• WHAT TO PRODUCE: Repeat every record exactly, but keep images out of the copy.

• Raw records:
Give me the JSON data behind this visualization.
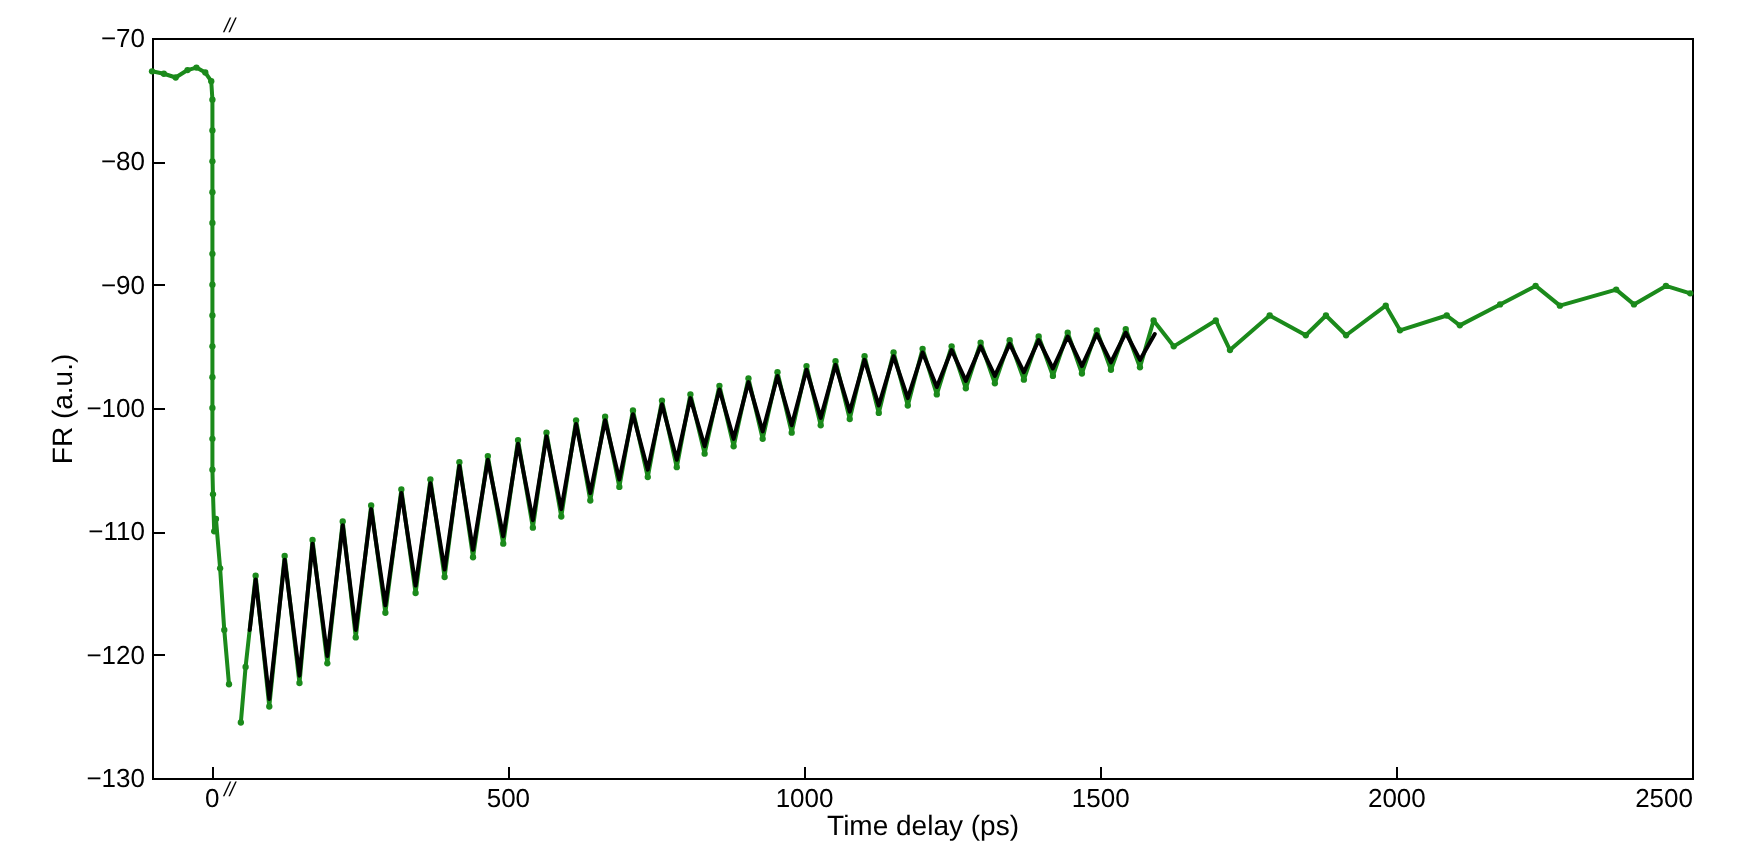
{
  "chart_data": {
    "type": "line",
    "xlabel": "Time delay (ps)",
    "ylabel": "FR (a.u.)",
    "xlim": [
      -100,
      2500
    ],
    "ylim": [
      -130,
      -70
    ],
    "xticks": [
      0,
      500,
      1000,
      1500,
      2000,
      2500
    ],
    "yticks": [
      -130,
      -120,
      -110,
      -100,
      -90,
      -80,
      -70
    ],
    "annotations": [
      "//",
      "//"
    ],
    "series": [
      {
        "marker": "circle",
        "color": "#1b8a1b",
        "x": [
          -100,
          -80,
          -60,
          -40,
          -25,
          -10,
          0,
          2,
          2,
          2,
          2,
          2,
          2,
          2,
          2,
          2,
          2,
          2,
          2,
          2,
          3,
          5,
          8,
          15,
          22,
          30,
          40,
          50,
          58,
          75,
          98,
          124,
          149,
          171,
          196,
          222,
          244,
          270,
          294,
          321,
          345,
          370,
          394,
          419,
          442,
          467,
          493,
          518,
          543,
          566,
          591,
          616,
          640,
          665,
          689,
          712,
          737,
          761,
          786,
          809,
          833,
          858,
          882,
          907,
          931,
          956,
          980,
          1005,
          1029,
          1054,
          1078,
          1103,
          1127,
          1152,
          1176,
          1201,
          1225,
          1250,
          1274,
          1299,
          1323,
          1348,
          1372,
          1397,
          1421,
          1446,
          1470,
          1495,
          1519,
          1544,
          1568,
          1591,
          1625,
          1696,
          1720,
          1787,
          1848,
          1882,
          1916,
          1983,
          2007,
          2086,
          2108,
          2176,
          2236,
          2277,
          2372,
          2402,
          2456,
          2497
        ],
        "values": [
          -72.7,
          -72.9,
          -73.2,
          -72.6,
          -72.4,
          -72.8,
          -73.5,
          -75,
          -77.5,
          -80,
          -82.5,
          -85,
          -87.5,
          -90,
          -92.5,
          -95,
          -97.5,
          -100,
          -102.5,
          -105,
          -107,
          -110,
          -109,
          -113,
          -118,
          -122.4,
          null,
          -125.5,
          -121,
          -113.6,
          -124.2,
          -112,
          -122.3,
          -110.7,
          -120.7,
          -109.2,
          -118.6,
          -107.9,
          -116.6,
          -106.6,
          -115,
          -105.8,
          -113.7,
          -104.4,
          -112.1,
          -103.9,
          -111,
          -102.6,
          -109.7,
          -102,
          -108.8,
          -101,
          -107.5,
          -100.7,
          -106.4,
          -100.2,
          -105.6,
          -99.4,
          -104.8,
          -98.9,
          -103.7,
          -98.2,
          -103.1,
          -97.6,
          -102.5,
          -97.1,
          -102,
          -96.6,
          -101.4,
          -96.2,
          -100.9,
          -95.8,
          -100.4,
          -95.5,
          -99.8,
          -95.2,
          -98.9,
          -95,
          -98.4,
          -94.7,
          -98,
          -94.5,
          -97.7,
          -94.2,
          -97.4,
          -93.9,
          -97.2,
          -93.7,
          -96.9,
          -93.6,
          -96.7,
          -92.9,
          -95,
          -92.9,
          -95.3,
          -92.5,
          -94.1,
          -92.5,
          -94.1,
          -91.7,
          -93.7,
          -92.5,
          -93.3,
          -91.6,
          -90.1,
          -91.7,
          -90.4,
          -91.6,
          -90.1,
          -90.7
        ]
      },
      {
        "marker": "none",
        "color": "#000000",
        "x": [
          65,
          75,
          98,
          124,
          149,
          171,
          196,
          222,
          244,
          270,
          294,
          321,
          345,
          370,
          394,
          419,
          442,
          467,
          493,
          518,
          543,
          566,
          591,
          616,
          640,
          665,
          689,
          712,
          737,
          761,
          786,
          809,
          833,
          858,
          882,
          907,
          931,
          956,
          980,
          1005,
          1029,
          1054,
          1078,
          1103,
          1127,
          1152,
          1176,
          1201,
          1225,
          1250,
          1274,
          1299,
          1323,
          1348,
          1372,
          1397,
          1421,
          1446,
          1470,
          1495,
          1519,
          1544,
          1568,
          1593
        ],
        "values": [
          -118,
          -113.9,
          -123.6,
          -112.3,
          -121.7,
          -111,
          -120.1,
          -109.5,
          -118,
          -108.2,
          -116,
          -106.9,
          -114.4,
          -106.1,
          -113.1,
          -104.7,
          -111.5,
          -104.2,
          -110.4,
          -102.9,
          -109.1,
          -102.3,
          -108.2,
          -101.3,
          -106.9,
          -101,
          -105.8,
          -100.5,
          -105,
          -99.7,
          -104.2,
          -99.2,
          -103.1,
          -98.5,
          -102.5,
          -97.9,
          -101.9,
          -97.4,
          -101.4,
          -96.9,
          -100.8,
          -96.5,
          -100.3,
          -96.1,
          -99.8,
          -95.8,
          -99.2,
          -95.5,
          -98.3,
          -95.3,
          -97.8,
          -95,
          -97.4,
          -94.8,
          -97.1,
          -94.5,
          -96.8,
          -94.2,
          -96.6,
          -94,
          -96.3,
          -93.9,
          -96.1,
          -94
        ]
      }
    ]
  }
}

• RESULT:
Give me the JSON data behind this visualization.
{
  "chart_data": {
    "type": "line",
    "xlabel": "Time delay (ps)",
    "ylabel": "FR (a.u.)",
    "xlim": [
      -100,
      2500
    ],
    "ylim": [
      -130,
      -70
    ],
    "xticks": [
      0,
      500,
      1000,
      1500,
      2000,
      2500
    ],
    "yticks": [
      -130,
      -120,
      -110,
      -100,
      -90,
      -80,
      -70
    ],
    "annotations": [
      "//",
      "//"
    ],
    "series": [
      {
        "marker": "circle",
        "color": "#1b8a1b",
        "x": [
          -100,
          -80,
          -60,
          -40,
          -25,
          -10,
          0,
          2,
          2,
          2,
          2,
          2,
          2,
          2,
          2,
          2,
          2,
          2,
          2,
          2,
          3,
          5,
          8,
          15,
          22,
          30,
          40,
          50,
          58,
          75,
          98,
          124,
          149,
          171,
          196,
          222,
          244,
          270,
          294,
          321,
          345,
          370,
          394,
          419,
          442,
          467,
          493,
          518,
          543,
          566,
          591,
          616,
          640,
          665,
          689,
          712,
          737,
          761,
          786,
          809,
          833,
          858,
          882,
          907,
          931,
          956,
          980,
          1005,
          1029,
          1054,
          1078,
          1103,
          1127,
          1152,
          1176,
          1201,
          1225,
          1250,
          1274,
          1299,
          1323,
          1348,
          1372,
          1397,
          1421,
          1446,
          1470,
          1495,
          1519,
          1544,
          1568,
          1591,
          1625,
          1696,
          1720,
          1787,
          1848,
          1882,
          1916,
          1983,
          2007,
          2086,
          2108,
          2176,
          2236,
          2277,
          2372,
          2402,
          2456,
          2497
        ],
        "values": [
          -72.7,
          -72.9,
          -73.2,
          -72.6,
          -72.4,
          -72.8,
          -73.5,
          -75,
          -77.5,
          -80,
          -82.5,
          -85,
          -87.5,
          -90,
          -92.5,
          -95,
          -97.5,
          -100,
          -102.5,
          -105,
          -107,
          -110,
          -109,
          -113,
          -118,
          -122.4,
          null,
          -125.5,
          -121,
          -113.6,
          -124.2,
          -112,
          -122.3,
          -110.7,
          -120.7,
          -109.2,
          -118.6,
          -107.9,
          -116.6,
          -106.6,
          -115,
          -105.8,
          -113.7,
          -104.4,
          -112.1,
          -103.9,
          -111,
          -102.6,
          -109.7,
          -102,
          -108.8,
          -101,
          -107.5,
          -100.7,
          -106.4,
          -100.2,
          -105.6,
          -99.4,
          -104.8,
          -98.9,
          -103.7,
          -98.2,
          -103.1,
          -97.6,
          -102.5,
          -97.1,
          -102,
          -96.6,
          -101.4,
          -96.2,
          -100.9,
          -95.8,
          -100.4,
          -95.5,
          -99.8,
          -95.2,
          -98.9,
          -95,
          -98.4,
          -94.7,
          -98,
          -94.5,
          -97.7,
          -94.2,
          -97.4,
          -93.9,
          -97.2,
          -93.7,
          -96.9,
          -93.6,
          -96.7,
          -92.9,
          -95,
          -92.9,
          -95.3,
          -92.5,
          -94.1,
          -92.5,
          -94.1,
          -91.7,
          -93.7,
          -92.5,
          -93.3,
          -91.6,
          -90.1,
          -91.7,
          -90.4,
          -91.6,
          -90.1,
          -90.7
        ]
      },
      {
        "marker": "none",
        "color": "#000000",
        "x": [
          65,
          75,
          98,
          124,
          149,
          171,
          196,
          222,
          244,
          270,
          294,
          321,
          345,
          370,
          394,
          419,
          442,
          467,
          493,
          518,
          543,
          566,
          591,
          616,
          640,
          665,
          689,
          712,
          737,
          761,
          786,
          809,
          833,
          858,
          882,
          907,
          931,
          956,
          980,
          1005,
          1029,
          1054,
          1078,
          1103,
          1127,
          1152,
          1176,
          1201,
          1225,
          1250,
          1274,
          1299,
          1323,
          1348,
          1372,
          1397,
          1421,
          1446,
          1470,
          1495,
          1519,
          1544,
          1568,
          1593
        ],
        "values": [
          -118,
          -113.9,
          -123.6,
          -112.3,
          -121.7,
          -111,
          -120.1,
          -109.5,
          -118,
          -108.2,
          -116,
          -106.9,
          -114.4,
          -106.1,
          -113.1,
          -104.7,
          -111.5,
          -104.2,
          -110.4,
          -102.9,
          -109.1,
          -102.3,
          -108.2,
          -101.3,
          -106.9,
          -101,
          -105.8,
          -100.5,
          -105,
          -99.7,
          -104.2,
          -99.2,
          -103.1,
          -98.5,
          -102.5,
          -97.9,
          -101.9,
          -97.4,
          -101.4,
          -96.9,
          -100.8,
          -96.5,
          -100.3,
          -96.1,
          -99.8,
          -95.8,
          -99.2,
          -95.5,
          -98.3,
          -95.3,
          -97.8,
          -95,
          -97.4,
          -94.8,
          -97.1,
          -94.5,
          -96.8,
          -94.2,
          -96.6,
          -94,
          -96.3,
          -93.9,
          -96.1,
          -94
        ]
      }
    ]
  }
}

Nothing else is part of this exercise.